_Supplied records_

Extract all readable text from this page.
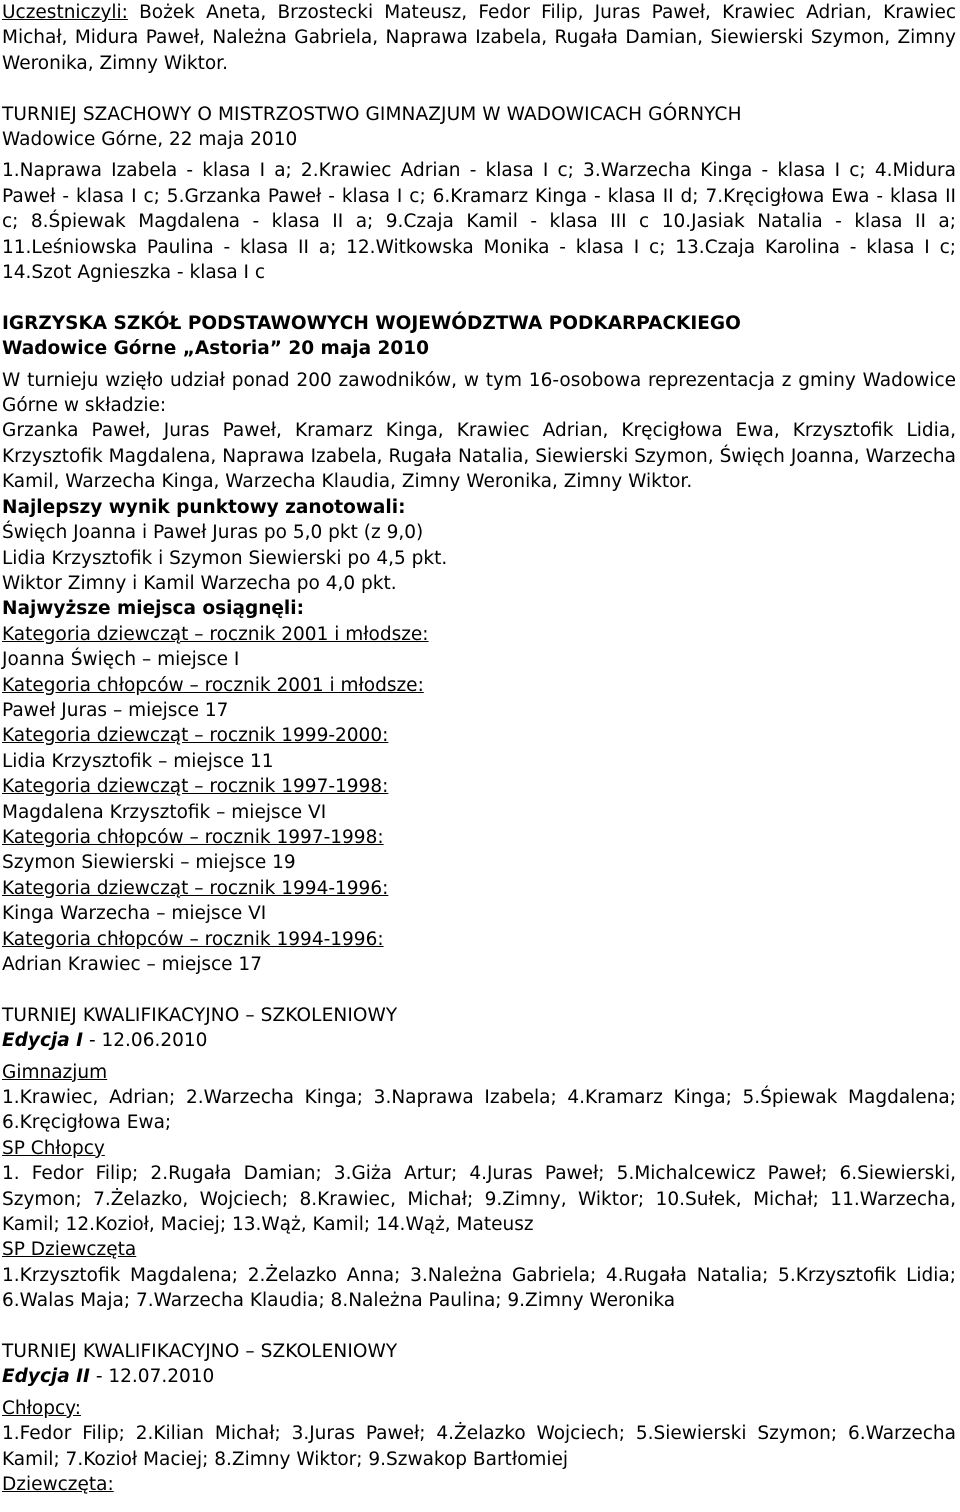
Uczestniczyli: Bożek Aneta, Brzostecki Mateusz, Fedor Filip, Juras Paweł, Krawiec Adrian, Krawiec Michał, Midura Paweł, Należna Gabriela, Naprawa Izabela, Rugała Damian, Siewierski Szymon, Zimny Weronika, Zimny Wiktor.

TURNIEJ SZACHOWY O MISTRZOSTWO GIMNAZJUM W WADOWICACH GÓRNYCH

Wadowice Górne, 22 maja 2010

1.Naprawa Izabela - klasa I a; 2.Krawiec Adrian - klasa I c; 3.Warzecha Kinga - klasa I c; 4.Midura Paweł - klasa I c; 5.Grzanka Paweł - klasa I c; 6.Kramarz Kinga - klasa II d; 7.Kręcigłowa Ewa - klasa II c; 8.Śpiewak Magdalena - klasa II a; 9.Czaja Kamil - klasa III c 10.Jasiak Natalia - klasa II a; 11.Leśniowska Paulina - klasa II a; 12.Witkowska Monika - klasa I c; 13.Czaja Karolina - klasa I c; 14.Szot Agnieszka - klasa I c

IGRZYSKA SZKÓŁ PODSTAWOWYCH WOJEWÓDZTWA PODKARPACKIEGO

Wadowice Górne „Astoria” 20 maja 2010

W turnieju wzięło udział ponad 200 zawodników, w tym 16-osobowa reprezentacja z gminy Wadowice Górne w składzie:

Grzanka Paweł, Juras Paweł, Kramarz Kinga, Krawiec Adrian, Kręcigłowa Ewa, Krzysztofik Lidia, Krzysztofik Magdalena, Naprawa Izabela, Rugała Natalia, Siewierski Szymon, Święch Joanna, Warzecha Kamil, Warzecha Kinga, Warzecha Klaudia, Zimny Weronika, Zimny Wiktor.

Najlepszy wynik punktowy zanotowali:

Święch Joanna i Paweł Juras po 5,0 pkt (z 9,0)

Lidia Krzysztofik i Szymon Siewierski po 4,5 pkt.

Wiktor Zimny i Kamil Warzecha po 4,0 pkt.

Najwyższe miejsca osiągnęli:

Kategoria dziewcząt – rocznik 2001 i młodsze:

Joanna Święch – miejsce I

Kategoria chłopców – rocznik 2001 i młodsze:

Paweł Juras – miejsce 17

Kategoria dziewcząt – rocznik 1999-2000:

Lidia Krzysztofik – miejsce 11

Kategoria dziewcząt – rocznik 1997-1998:

Magdalena Krzysztofik – miejsce VI

Kategoria chłopców – rocznik 1997-1998:

Szymon Siewierski – miejsce 19

Kategoria dziewcząt – rocznik 1994-1996:

Kinga Warzecha – miejsce VI

Kategoria chłopców – rocznik 1994-1996:

Adrian Krawiec – miejsce 17

TURNIEJ KWALIFIKACYJNO – SZKOLENIOWY

Edycja I - 12.06.2010

Gimnazjum

1.Krawiec, Adrian; 2.Warzecha Kinga; 3.Naprawa Izabela; 4.Kramarz Kinga; 5.Śpiewak Magdalena; 6.Kręcigłowa Ewa;

SP Chłopcy

1. Fedor Filip; 2.Rugała Damian; 3.Giża Artur; 4.Juras Paweł; 5.Michalcewicz Paweł; 6.Siewierski, Szymon; 7.Żelazko, Wojciech; 8.Krawiec, Michał; 9.Zimny, Wiktor; 10.Sułek, Michał; 11.Warzecha, Kamil; 12.Kozioł, Maciej; 13.Wąż, Kamil; 14.Wąż, Mateusz

SP Dziewczęta

1.Krzysztofik Magdalena; 2.Żelazko Anna; 3.Należna Gabriela; 4.Rugała Natalia; 5.Krzysztofik Lidia; 6.Walas Maja; 7.Warzecha Klaudia; 8.Należna Paulina; 9.Zimny Weronika

TURNIEJ KWALIFIKACYJNO – SZKOLENIOWY

Edycja II - 12.07.2010

Chłopcy:

1.Fedor Filip; 2.Kilian Michał; 3.Juras Paweł; 4.Żelazko Wojciech; 5.Siewierski Szymon; 6.Warzecha Kamil; 7.Kozioł Maciej; 8.Zimny Wiktor; 9.Szwakop Bartłomiej

Dziewczęta:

_What the task requires_
Pictures don't belong in the copy. Restate all the entries exactly.

_Solution to this exercise_
Extract all readable text from this page.
Uczestniczyli: Bożek Aneta, Brzostecki Mateusz, Fedor Filip, Juras Paweł, Krawiec Adrian, Krawiec Michał, Midura Paweł, Należna Gabriela, Naprawa Izabela, Rugała Damian, Siewierski Szymon, Zimny Weronika, Zimny Wiktor.

TURNIEJ SZACHOWY O MISTRZOSTWO GIMNAZJUM W WADOWICACH GÓRNYCH

Wadowice Górne, 22 maja 2010

1.Naprawa Izabela - klasa I a; 2.Krawiec Adrian - klasa I c; 3.Warzecha Kinga - klasa I c; 4.Midura Paweł - klasa I c; 5.Grzanka Paweł - klasa I c; 6.Kramarz Kinga - klasa II d; 7.Kręcigłowa Ewa - klasa II c; 8.Śpiewak Magdalena - klasa II a; 9.Czaja Kamil - klasa III c 10.Jasiak Natalia - klasa II a; 11.Leśniowska Paulina - klasa II a; 12.Witkowska Monika - klasa I c; 13.Czaja Karolina - klasa I c; 14.Szot Agnieszka - klasa I c

IGRZYSKA SZKÓŁ PODSTAWOWYCH WOJEWÓDZTWA PODKARPACKIEGO

Wadowice Górne „Astoria” 20 maja 2010

W turnieju wzięło udział ponad 200 zawodników, w tym 16-osobowa reprezentacja z gminy Wadowice Górne w składzie:

Grzanka Paweł, Juras Paweł, Kramarz Kinga, Krawiec Adrian, Kręcigłowa Ewa, Krzysztofik Lidia, Krzysztofik Magdalena, Naprawa Izabela, Rugała Natalia, Siewierski Szymon, Święch Joanna, Warzecha Kamil, Warzecha Kinga, Warzecha Klaudia, Zimny Weronika, Zimny Wiktor.

Najlepszy wynik punktowy zanotowali:

Święch Joanna i Paweł Juras po 5,0 pkt (z 9,0)

Lidia Krzysztofik i Szymon Siewierski po 4,5 pkt.

Wiktor Zimny i Kamil Warzecha po 4,0 pkt.

Najwyższe miejsca osiągnęli:

Kategoria dziewcząt – rocznik 2001 i młodsze:

Joanna Święch – miejsce I

Kategoria chłopców – rocznik 2001 i młodsze:

Paweł Juras – miejsce 17

Kategoria dziewcząt – rocznik 1999-2000:

Lidia Krzysztofik – miejsce 11

Kategoria dziewcząt – rocznik 1997-1998:

Magdalena Krzysztofik – miejsce VI

Kategoria chłopców – rocznik 1997-1998:

Szymon Siewierski – miejsce 19

Kategoria dziewcząt – rocznik 1994-1996:

Kinga Warzecha – miejsce VI

Kategoria chłopców – rocznik 1994-1996:

Adrian Krawiec – miejsce 17

TURNIEJ KWALIFIKACYJNO – SZKOLENIOWY

Edycja I - 12.06.2010

Gimnazjum

1.Krawiec, Adrian; 2.Warzecha Kinga; 3.Naprawa Izabela; 4.Kramarz Kinga; 5.Śpiewak Magdalena; 6.Kręcigłowa Ewa;

SP Chłopcy

1. Fedor Filip; 2.Rugała Damian; 3.Giża Artur; 4.Juras Paweł; 5.Michalcewicz Paweł; 6.Siewierski, Szymon; 7.Żelazko, Wojciech; 8.Krawiec, Michał; 9.Zimny, Wiktor; 10.Sułek, Michał; 11.Warzecha, Kamil; 12.Kozioł, Maciej; 13.Wąż, Kamil; 14.Wąż, Mateusz

SP Dziewczęta

1.Krzysztofik Magdalena; 2.Żelazko Anna; 3.Należna Gabriela; 4.Rugała Natalia; 5.Krzysztofik Lidia; 6.Walas Maja; 7.Warzecha Klaudia; 8.Należna Paulina; 9.Zimny Weronika

TURNIEJ KWALIFIKACYJNO – SZKOLENIOWY

Edycja II - 12.07.2010

Chłopcy:

1.Fedor Filip; 2.Kilian Michał; 3.Juras Paweł; 4.Żelazko Wojciech; 5.Siewierski Szymon; 6.Warzecha Kamil; 7.Kozioł Maciej; 8.Zimny Wiktor; 9.Szwakop Bartłomiej

Dziewczęta:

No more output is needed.